--- BEGIN MATERIAL ---

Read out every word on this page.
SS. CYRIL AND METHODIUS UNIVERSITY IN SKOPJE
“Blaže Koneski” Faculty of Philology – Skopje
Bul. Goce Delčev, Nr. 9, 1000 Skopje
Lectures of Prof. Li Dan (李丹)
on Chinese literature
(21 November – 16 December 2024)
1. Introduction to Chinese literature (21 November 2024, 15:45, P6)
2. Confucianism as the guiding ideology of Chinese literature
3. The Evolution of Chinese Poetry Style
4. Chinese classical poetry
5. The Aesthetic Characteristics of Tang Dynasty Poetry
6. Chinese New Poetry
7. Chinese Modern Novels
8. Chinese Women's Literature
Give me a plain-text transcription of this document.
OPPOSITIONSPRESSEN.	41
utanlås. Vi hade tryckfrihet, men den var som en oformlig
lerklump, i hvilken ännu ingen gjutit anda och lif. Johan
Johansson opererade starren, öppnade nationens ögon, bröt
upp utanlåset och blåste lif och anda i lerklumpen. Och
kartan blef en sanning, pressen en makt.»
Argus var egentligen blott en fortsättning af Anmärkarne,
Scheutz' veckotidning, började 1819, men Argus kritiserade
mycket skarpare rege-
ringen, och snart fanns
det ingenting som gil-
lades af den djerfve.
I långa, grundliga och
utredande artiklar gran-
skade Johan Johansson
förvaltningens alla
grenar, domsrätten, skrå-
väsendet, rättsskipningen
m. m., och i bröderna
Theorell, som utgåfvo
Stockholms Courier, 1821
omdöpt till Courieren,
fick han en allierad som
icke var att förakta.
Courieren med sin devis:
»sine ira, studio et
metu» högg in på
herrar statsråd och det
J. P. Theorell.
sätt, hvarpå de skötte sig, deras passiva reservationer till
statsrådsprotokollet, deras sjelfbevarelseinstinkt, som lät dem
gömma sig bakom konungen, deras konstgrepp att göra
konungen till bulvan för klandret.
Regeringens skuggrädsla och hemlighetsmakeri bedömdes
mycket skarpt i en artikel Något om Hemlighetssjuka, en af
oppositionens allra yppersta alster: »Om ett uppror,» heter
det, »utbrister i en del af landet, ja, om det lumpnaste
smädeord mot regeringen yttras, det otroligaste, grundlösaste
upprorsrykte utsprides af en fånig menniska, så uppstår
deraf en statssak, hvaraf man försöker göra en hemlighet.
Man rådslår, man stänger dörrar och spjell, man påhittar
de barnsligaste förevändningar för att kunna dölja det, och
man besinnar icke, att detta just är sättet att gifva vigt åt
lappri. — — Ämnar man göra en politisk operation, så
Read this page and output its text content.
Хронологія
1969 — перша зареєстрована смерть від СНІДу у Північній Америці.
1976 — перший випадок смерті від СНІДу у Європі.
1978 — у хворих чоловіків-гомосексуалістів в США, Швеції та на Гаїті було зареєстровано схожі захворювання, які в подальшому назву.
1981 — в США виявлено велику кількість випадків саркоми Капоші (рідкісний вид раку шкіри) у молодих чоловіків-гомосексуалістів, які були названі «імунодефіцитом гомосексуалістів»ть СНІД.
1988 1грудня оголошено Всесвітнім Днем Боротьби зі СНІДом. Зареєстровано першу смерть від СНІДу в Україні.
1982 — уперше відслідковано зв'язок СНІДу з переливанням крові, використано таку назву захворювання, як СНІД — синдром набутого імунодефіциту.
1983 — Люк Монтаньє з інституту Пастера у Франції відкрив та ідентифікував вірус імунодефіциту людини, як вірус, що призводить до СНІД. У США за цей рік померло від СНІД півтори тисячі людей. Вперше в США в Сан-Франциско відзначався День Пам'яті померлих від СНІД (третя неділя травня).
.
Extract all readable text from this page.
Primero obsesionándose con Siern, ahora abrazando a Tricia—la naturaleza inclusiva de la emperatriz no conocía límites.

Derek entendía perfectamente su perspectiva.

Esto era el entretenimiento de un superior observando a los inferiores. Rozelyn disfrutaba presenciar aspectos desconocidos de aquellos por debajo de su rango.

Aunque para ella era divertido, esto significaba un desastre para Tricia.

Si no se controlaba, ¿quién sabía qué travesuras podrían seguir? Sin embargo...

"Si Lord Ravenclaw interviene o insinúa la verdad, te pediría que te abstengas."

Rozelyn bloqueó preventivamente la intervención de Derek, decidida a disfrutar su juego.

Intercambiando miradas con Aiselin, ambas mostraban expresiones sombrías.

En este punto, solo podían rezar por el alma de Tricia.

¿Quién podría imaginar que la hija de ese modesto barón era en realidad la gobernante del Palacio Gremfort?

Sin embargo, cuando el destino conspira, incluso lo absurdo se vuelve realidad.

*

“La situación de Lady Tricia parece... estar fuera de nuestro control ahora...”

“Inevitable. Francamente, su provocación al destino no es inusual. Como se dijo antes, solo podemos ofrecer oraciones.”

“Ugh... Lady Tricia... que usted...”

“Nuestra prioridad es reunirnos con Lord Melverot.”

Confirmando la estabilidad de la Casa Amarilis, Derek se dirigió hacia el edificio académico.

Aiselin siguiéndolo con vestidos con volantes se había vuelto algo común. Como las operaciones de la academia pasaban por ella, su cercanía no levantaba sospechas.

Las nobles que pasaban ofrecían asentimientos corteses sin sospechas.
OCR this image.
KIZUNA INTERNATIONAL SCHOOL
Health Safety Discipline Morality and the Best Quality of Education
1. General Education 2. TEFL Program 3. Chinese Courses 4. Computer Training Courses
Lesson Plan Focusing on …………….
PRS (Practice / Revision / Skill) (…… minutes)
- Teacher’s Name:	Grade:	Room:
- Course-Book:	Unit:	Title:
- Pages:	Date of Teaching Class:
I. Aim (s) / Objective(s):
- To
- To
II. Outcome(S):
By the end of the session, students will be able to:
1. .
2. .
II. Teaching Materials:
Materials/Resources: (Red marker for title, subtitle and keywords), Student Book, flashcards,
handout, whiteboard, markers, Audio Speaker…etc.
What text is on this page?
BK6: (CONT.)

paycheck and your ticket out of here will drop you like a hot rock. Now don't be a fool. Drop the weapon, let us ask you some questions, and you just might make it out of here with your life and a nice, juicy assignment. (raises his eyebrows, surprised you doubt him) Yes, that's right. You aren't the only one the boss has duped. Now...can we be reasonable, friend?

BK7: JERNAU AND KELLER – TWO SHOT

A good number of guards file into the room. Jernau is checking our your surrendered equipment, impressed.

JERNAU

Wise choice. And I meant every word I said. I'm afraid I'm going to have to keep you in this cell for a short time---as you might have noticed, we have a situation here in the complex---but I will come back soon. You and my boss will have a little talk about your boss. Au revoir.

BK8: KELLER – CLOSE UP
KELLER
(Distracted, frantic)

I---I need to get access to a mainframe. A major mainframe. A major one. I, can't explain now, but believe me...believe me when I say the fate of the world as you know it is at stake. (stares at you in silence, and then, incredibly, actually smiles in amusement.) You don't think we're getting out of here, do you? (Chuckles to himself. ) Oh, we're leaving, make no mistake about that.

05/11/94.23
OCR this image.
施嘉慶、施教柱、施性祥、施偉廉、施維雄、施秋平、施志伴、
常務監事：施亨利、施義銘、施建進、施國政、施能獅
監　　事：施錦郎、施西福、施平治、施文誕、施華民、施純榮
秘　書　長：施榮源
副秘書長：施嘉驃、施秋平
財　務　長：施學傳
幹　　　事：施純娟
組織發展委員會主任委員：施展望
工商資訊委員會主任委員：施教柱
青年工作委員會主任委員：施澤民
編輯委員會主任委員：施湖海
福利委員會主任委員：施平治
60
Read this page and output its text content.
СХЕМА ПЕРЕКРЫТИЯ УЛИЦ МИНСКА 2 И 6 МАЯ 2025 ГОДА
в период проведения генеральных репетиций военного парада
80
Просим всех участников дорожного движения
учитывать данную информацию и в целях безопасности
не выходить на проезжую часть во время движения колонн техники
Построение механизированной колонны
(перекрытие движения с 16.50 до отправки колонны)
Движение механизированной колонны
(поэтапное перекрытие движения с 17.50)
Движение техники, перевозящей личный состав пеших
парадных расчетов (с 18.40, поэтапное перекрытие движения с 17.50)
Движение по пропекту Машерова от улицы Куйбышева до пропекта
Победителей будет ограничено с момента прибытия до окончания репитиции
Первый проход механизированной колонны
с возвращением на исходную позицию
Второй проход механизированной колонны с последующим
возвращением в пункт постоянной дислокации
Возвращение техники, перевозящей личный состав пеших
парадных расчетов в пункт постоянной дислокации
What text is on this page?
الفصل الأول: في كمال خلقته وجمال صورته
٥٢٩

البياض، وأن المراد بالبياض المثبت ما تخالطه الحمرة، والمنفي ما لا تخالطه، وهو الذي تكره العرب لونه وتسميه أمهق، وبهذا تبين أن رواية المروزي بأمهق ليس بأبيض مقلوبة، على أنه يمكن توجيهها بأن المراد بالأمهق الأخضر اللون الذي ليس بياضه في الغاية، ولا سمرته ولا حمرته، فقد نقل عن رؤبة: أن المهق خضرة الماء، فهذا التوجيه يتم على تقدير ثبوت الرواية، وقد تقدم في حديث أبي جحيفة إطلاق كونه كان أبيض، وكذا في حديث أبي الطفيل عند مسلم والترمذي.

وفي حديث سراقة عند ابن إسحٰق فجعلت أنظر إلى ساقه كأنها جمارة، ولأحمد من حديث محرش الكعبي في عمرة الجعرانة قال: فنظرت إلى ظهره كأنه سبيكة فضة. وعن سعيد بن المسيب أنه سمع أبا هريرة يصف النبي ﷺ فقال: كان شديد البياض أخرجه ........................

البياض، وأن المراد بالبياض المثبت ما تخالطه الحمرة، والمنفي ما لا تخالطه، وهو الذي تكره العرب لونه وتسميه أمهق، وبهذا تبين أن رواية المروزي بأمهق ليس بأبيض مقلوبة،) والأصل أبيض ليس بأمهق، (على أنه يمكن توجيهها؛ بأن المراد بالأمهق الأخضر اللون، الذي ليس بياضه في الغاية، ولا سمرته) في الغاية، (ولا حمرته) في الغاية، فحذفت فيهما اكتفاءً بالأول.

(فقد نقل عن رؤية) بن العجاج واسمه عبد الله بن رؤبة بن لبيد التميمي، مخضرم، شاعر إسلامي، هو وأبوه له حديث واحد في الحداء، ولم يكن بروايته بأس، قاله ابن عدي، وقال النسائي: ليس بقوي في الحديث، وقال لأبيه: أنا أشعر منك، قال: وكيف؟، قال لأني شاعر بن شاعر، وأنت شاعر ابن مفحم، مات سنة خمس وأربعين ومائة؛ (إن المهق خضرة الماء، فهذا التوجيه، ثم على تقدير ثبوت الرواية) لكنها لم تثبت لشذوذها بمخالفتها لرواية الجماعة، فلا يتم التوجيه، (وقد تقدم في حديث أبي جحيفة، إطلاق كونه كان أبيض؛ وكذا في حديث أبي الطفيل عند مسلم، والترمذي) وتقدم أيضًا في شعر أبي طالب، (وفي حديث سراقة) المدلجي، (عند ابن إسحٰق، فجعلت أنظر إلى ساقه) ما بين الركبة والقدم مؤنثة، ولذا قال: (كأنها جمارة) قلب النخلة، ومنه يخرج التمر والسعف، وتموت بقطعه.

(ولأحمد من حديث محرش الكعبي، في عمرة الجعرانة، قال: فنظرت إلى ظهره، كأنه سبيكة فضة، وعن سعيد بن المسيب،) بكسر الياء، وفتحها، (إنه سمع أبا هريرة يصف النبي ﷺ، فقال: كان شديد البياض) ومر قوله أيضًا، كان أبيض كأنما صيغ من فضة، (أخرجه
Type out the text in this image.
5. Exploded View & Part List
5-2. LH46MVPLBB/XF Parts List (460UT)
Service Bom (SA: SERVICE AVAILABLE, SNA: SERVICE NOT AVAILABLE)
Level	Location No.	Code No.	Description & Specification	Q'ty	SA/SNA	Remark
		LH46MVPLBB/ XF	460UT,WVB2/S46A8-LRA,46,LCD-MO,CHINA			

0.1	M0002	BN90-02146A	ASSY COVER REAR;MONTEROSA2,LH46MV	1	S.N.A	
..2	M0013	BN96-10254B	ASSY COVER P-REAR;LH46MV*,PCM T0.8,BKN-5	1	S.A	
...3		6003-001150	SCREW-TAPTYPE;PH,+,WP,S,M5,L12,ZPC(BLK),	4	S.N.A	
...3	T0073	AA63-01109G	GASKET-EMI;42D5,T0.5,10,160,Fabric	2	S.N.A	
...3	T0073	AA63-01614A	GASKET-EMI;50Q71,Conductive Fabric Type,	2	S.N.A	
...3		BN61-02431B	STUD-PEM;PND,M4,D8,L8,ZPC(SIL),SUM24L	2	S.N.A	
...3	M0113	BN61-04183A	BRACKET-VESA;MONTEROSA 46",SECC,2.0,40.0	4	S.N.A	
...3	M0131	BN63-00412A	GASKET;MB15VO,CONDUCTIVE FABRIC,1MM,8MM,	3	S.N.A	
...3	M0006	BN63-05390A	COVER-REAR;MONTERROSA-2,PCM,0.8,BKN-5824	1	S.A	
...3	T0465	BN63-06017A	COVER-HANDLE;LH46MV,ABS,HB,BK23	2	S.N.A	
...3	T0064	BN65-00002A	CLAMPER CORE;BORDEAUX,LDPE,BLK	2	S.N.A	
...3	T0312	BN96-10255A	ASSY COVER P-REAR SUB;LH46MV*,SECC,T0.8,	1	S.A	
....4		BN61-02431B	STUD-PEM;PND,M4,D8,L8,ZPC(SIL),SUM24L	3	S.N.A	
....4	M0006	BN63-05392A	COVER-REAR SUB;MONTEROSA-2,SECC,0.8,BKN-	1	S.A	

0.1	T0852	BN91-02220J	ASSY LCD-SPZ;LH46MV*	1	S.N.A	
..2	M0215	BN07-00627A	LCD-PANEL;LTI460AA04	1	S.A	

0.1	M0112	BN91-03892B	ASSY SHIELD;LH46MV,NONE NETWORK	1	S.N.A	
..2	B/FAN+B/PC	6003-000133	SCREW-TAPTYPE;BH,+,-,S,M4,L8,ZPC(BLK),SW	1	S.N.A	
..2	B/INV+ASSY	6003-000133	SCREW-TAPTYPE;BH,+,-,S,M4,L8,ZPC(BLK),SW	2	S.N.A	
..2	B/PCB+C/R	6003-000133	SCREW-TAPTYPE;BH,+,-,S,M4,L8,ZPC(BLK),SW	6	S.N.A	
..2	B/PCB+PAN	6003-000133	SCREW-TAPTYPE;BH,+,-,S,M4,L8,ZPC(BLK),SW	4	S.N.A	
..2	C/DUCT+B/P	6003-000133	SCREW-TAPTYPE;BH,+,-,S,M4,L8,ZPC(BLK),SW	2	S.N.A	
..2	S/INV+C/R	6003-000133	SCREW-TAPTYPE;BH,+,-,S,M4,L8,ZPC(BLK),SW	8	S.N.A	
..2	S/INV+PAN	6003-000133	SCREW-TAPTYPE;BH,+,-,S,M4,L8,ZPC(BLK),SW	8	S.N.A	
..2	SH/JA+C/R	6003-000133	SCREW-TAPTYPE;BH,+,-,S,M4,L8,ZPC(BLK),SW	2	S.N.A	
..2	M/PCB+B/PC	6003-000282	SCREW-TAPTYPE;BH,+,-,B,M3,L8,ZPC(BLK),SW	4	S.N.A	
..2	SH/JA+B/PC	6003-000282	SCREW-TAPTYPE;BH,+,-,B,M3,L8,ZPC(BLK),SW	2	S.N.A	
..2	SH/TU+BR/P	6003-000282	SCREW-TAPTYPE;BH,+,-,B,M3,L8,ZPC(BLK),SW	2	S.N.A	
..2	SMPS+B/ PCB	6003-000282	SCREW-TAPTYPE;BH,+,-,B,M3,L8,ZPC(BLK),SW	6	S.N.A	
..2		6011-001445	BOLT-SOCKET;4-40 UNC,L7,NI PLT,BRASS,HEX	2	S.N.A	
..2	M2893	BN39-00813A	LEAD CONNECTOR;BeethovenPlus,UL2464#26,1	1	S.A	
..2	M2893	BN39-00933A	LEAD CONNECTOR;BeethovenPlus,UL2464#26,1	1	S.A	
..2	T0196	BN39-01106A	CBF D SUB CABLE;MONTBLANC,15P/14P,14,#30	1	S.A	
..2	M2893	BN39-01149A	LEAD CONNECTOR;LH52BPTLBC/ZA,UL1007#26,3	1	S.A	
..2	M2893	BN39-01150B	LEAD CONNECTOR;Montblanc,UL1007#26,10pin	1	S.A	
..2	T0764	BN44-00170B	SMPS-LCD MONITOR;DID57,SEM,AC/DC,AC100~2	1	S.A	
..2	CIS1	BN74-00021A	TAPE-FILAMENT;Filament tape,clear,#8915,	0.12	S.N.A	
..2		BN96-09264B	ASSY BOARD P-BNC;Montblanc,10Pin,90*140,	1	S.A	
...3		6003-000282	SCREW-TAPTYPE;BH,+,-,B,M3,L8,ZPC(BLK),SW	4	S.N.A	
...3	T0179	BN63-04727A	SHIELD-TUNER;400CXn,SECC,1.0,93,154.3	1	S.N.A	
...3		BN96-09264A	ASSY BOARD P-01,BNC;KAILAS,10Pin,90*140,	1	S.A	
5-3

--- END MATERIAL ---

▶ **SET TASK**:
Check each line in the listing above for the string "SHIELD", then report how many lines contain it, with no other text.

▶ **REPLY TO THE TASK**:
2